◆ **Dataset**:
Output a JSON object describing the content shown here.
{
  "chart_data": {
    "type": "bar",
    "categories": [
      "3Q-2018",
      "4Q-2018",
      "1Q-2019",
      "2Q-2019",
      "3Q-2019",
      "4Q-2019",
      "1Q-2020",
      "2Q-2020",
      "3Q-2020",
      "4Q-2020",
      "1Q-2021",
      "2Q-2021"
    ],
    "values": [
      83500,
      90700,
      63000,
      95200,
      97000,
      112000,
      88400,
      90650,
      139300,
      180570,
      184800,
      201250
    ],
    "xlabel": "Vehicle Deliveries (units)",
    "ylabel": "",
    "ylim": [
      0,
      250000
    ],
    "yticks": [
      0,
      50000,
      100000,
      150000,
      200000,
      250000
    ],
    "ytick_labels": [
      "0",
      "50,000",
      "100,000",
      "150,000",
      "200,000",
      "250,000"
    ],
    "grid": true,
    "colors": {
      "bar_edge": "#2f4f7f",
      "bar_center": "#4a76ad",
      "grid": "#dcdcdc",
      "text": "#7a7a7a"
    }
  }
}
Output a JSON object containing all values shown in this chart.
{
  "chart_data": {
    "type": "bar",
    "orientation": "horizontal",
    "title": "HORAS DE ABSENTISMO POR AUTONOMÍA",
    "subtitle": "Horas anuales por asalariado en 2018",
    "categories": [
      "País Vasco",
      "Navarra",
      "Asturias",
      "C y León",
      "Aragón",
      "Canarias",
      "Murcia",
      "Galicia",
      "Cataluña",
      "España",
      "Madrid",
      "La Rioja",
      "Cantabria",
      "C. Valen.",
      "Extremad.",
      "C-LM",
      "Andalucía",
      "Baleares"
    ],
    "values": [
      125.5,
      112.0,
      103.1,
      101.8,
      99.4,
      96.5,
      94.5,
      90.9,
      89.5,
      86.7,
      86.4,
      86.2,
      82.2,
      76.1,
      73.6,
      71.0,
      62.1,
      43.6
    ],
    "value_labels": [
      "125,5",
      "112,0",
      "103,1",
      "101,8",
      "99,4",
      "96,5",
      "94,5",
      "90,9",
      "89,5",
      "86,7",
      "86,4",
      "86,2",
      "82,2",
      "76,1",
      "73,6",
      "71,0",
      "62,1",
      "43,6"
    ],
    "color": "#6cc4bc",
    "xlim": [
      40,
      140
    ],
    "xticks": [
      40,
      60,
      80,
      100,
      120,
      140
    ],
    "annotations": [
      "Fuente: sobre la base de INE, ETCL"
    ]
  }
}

◆ **Exercise**:
Each line from the one containing "Output a JSON object containing" to the end of the records should be echoed exactly, and no other line.

◆ **Result of the exercise**:
Output a JSON object containing all values shown in this chart.
{
  "chart_data": {
    "type": "bar",
    "orientation": "horizontal",
    "title": "HORAS DE ABSENTISMO POR AUTONOMÍA",
    "subtitle": "Horas anuales por asalariado en 2018",
    "categories": [
      "País Vasco",
      "Navarra",
      "Asturias",
      "C y León",
      "Aragón",
      "Canarias",
      "Murcia",
      "Galicia",
      "Cataluña",
      "España",
      "Madrid",
      "La Rioja",
      "Cantabria",
      "C. Valen.",
      "Extremad.",
      "C-LM",
      "Andalucía",
      "Baleares"
    ],
    "values": [
      125.5,
      112.0,
      103.1,
      101.8,
      99.4,
      96.5,
      94.5,
      90.9,
      89.5,
      86.7,
      86.4,
      86.2,
      82.2,
      76.1,
      73.6,
      71.0,
      62.1,
      43.6
    ],
    "value_labels": [
      "125,5",
      "112,0",
      "103,1",
      "101,8",
      "99,4",
      "96,5",
      "94,5",
      "90,9",
      "89,5",
      "86,7",
      "86,4",
      "86,2",
      "82,2",
      "76,1",
      "73,6",
      "71,0",
      "62,1",
      "43,6"
    ],
    "color": "#6cc4bc",
    "xlim": [
      40,
      140
    ],
    "xticks": [
      40,
      60,
      80,
      100,
      120,
      140
    ],
    "annotations": [
      "Fuente: sobre la base de INE, ETCL"
    ]
  }
}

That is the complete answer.